• [Requirement]:
Below are records to be output exactly, every one of them.

* * * * * * *

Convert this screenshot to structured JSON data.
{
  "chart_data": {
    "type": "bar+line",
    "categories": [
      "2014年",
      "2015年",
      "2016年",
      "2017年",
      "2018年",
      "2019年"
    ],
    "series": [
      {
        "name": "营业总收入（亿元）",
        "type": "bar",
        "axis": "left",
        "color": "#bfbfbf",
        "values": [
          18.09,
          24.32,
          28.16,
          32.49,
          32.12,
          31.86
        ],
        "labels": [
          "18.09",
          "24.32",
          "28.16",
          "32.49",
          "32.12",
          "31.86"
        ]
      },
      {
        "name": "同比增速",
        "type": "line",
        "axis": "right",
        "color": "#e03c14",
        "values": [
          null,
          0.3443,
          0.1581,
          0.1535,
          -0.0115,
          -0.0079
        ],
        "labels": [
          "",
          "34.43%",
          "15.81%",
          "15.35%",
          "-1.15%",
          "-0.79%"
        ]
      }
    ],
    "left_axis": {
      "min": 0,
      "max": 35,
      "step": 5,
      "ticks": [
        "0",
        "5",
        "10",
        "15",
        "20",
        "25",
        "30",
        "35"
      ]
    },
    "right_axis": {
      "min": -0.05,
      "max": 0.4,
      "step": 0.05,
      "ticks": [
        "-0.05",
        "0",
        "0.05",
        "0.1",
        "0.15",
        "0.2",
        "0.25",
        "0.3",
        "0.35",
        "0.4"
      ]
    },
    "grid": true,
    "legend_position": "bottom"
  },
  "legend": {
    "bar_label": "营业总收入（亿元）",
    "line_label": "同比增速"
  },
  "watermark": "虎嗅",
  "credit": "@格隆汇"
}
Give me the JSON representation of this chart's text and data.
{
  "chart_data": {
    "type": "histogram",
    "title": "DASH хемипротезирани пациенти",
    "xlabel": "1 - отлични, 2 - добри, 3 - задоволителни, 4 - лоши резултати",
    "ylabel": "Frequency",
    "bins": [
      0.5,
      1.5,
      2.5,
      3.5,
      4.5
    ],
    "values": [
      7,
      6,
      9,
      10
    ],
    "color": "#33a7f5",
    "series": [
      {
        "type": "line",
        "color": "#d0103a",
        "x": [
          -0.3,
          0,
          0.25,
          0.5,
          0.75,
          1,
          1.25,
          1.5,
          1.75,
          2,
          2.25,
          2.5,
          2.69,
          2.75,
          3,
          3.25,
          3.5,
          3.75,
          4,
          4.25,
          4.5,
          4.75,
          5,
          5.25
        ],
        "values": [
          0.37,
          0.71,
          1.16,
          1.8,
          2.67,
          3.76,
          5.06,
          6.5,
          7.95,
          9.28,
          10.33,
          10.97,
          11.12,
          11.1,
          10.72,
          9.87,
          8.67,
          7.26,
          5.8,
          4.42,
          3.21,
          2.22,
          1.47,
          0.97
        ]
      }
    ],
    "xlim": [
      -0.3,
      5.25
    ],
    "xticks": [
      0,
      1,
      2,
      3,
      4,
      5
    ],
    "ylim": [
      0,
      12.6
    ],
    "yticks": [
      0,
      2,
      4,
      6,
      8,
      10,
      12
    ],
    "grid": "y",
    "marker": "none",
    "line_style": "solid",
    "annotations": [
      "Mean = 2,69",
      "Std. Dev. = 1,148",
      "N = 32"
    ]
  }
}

* * * * * * *

• [Solution for this exercise]:
Convert this screenshot to structured JSON data.
{
  "chart_data": {
    "type": "bar+line",
    "categories": [
      "2014年",
      "2015年",
      "2016年",
      "2017年",
      "2018年",
      "2019年"
    ],
    "series": [
      {
        "name": "营业总收入（亿元）",
        "type": "bar",
        "axis": "left",
        "color": "#bfbfbf",
        "values": [
          18.09,
          24.32,
          28.16,
          32.49,
          32.12,
          31.86
        ],
        "labels": [
          "18.09",
          "24.32",
          "28.16",
          "32.49",
          "32.12",
          "31.86"
        ]
      },
      {
        "name": "同比增速",
        "type": "line",
        "axis": "right",
        "color": "#e03c14",
        "values": [
          null,
          0.3443,
          0.1581,
          0.1535,
          -0.0115,
          -0.0079
        ],
        "labels": [
          "",
          "34.43%",
          "15.81%",
          "15.35%",
          "-1.15%",
          "-0.79%"
        ]
      }
    ],
    "left_axis": {
      "min": 0,
      "max": 35,
      "step": 5,
      "ticks": [
        "0",
        "5",
        "10",
        "15",
        "20",
        "25",
        "30",
        "35"
      ]
    },
    "right_axis": {
      "min": -0.05,
      "max": 0.4,
      "step": 0.05,
      "ticks": [
        "-0.05",
        "0",
        "0.05",
        "0.1",
        "0.15",
        "0.2",
        "0.25",
        "0.3",
        "0.35",
        "0.4"
      ]
    },
    "grid": true,
    "legend_position": "bottom"
  },
  "legend": {
    "bar_label": "营业总收入（亿元）",
    "line_label": "同比增速"
  },
  "watermark": "虎嗅",
  "credit": "@格隆汇"
}
Give me the JSON representation of this chart's text and data.
{
  "chart_data": {
    "type": "histogram",
    "title": "DASH хемипротезирани пациенти",
    "xlabel": "1 - отлични, 2 - добри, 3 - задоволителни, 4 - лоши резултати",
    "ylabel": "Frequency",
    "bins": [
      0.5,
      1.5,
      2.5,
      3.5,
      4.5
    ],
    "values": [
      7,
      6,
      9,
      10
    ],
    "color": "#33a7f5",
    "series": [
      {
        "type": "line",
        "color": "#d0103a",
        "x": [
          -0.3,
          0,
          0.25,
          0.5,
          0.75,
          1,
          1.25,
          1.5,
          1.75,
          2,
          2.25,
          2.5,
          2.69,
          2.75,
          3,
          3.25,
          3.5,
          3.75,
          4,
          4.25,
          4.5,
          4.75,
          5,
          5.25
        ],
        "values": [
          0.37,
          0.71,
          1.16,
          1.8,
          2.67,
          3.76,
          5.06,
          6.5,
          7.95,
          9.28,
          10.33,
          10.97,
          11.12,
          11.1,
          10.72,
          9.87,
          8.67,
          7.26,
          5.8,
          4.42,
          3.21,
          2.22,
          1.47,
          0.97
        ]
      }
    ],
    "xlim": [
      -0.3,
      5.25
    ],
    "xticks": [
      0,
      1,
      2,
      3,
      4,
      5
    ],
    "ylim": [
      0,
      12.6
    ],
    "yticks": [
      0,
      2,
      4,
      6,
      8,
      10,
      12
    ],
    "grid": "y",
    "marker": "none",
    "line_style": "solid",
    "annotations": [
      "Mean = 2,69",
      "Std. Dev. = 1,148",
      "N = 32"
    ]
  }
}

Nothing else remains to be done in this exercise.